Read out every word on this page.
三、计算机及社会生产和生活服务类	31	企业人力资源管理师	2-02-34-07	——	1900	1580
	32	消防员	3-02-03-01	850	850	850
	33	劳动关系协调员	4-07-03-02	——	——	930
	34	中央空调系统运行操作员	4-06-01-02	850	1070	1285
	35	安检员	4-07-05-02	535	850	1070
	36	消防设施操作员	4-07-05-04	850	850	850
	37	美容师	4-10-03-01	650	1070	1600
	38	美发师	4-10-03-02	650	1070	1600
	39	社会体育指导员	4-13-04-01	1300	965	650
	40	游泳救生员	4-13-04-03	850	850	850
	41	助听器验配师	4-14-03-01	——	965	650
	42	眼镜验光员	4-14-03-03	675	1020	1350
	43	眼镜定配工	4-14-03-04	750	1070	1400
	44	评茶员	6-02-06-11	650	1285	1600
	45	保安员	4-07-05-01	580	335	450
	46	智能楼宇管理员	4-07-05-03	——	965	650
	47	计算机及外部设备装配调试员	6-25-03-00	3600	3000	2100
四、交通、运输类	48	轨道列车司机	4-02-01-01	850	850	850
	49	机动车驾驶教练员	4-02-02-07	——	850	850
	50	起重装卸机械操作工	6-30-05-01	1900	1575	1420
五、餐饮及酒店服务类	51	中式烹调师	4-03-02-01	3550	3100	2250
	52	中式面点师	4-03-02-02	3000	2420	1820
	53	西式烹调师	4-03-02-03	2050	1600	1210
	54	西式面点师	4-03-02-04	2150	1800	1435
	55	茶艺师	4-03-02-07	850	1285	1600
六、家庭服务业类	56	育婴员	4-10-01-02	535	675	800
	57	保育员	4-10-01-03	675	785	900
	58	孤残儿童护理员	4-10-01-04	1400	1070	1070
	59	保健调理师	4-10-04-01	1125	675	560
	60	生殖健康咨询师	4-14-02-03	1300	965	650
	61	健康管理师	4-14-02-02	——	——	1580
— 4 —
..........
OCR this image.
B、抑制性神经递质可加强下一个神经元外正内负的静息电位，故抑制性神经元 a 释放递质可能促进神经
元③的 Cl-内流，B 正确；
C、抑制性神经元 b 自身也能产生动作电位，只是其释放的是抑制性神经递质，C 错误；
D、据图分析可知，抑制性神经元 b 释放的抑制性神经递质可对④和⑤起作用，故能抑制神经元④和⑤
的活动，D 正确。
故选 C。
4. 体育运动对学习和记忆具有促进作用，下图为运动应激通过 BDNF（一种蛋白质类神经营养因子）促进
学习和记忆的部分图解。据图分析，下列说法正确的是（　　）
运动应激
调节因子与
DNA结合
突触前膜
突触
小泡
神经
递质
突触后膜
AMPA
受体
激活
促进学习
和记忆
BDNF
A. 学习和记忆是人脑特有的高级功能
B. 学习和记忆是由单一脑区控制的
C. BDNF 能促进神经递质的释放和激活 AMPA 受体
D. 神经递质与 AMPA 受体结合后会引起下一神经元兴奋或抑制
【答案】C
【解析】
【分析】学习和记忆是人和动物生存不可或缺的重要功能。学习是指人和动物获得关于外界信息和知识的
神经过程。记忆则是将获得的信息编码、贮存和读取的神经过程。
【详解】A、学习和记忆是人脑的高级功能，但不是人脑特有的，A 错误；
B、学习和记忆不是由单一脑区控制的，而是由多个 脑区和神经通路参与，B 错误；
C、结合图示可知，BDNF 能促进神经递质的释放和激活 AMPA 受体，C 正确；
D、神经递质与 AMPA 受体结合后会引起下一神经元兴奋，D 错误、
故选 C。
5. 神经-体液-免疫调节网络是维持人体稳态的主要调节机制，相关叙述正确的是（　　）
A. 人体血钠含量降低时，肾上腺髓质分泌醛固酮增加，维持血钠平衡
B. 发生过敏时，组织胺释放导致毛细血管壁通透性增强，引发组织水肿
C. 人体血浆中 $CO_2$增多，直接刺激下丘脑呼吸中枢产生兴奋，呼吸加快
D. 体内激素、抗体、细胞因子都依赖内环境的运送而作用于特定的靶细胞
..........
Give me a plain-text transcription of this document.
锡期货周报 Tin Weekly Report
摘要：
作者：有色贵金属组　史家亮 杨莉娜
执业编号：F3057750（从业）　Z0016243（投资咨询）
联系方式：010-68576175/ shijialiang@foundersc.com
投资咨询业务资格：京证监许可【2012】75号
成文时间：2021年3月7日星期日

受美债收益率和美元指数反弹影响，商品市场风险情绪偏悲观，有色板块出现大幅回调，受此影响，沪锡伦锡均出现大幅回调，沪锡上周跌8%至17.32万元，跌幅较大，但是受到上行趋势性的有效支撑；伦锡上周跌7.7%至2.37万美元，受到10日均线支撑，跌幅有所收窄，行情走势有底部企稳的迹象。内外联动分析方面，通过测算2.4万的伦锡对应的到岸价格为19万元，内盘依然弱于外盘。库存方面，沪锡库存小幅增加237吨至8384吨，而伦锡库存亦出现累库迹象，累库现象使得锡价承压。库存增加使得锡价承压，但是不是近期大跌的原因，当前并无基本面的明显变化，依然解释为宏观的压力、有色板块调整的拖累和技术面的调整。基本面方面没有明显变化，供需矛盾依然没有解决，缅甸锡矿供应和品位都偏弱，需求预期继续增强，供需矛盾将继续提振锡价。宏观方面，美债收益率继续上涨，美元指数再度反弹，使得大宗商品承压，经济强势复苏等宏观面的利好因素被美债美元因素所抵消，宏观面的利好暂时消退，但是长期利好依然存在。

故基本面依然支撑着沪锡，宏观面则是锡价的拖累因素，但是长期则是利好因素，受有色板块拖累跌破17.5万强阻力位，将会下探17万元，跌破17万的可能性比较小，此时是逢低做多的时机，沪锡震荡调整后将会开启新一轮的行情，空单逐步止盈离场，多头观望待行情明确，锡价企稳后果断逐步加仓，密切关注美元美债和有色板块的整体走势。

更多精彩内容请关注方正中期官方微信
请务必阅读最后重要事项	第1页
..........
* **Aim of the exercise**
From the material above, copy each line that includes the word "this".

* **The reply**
Read out every word on this page.
OCR this image.
Give me a plain-text transcription of this document.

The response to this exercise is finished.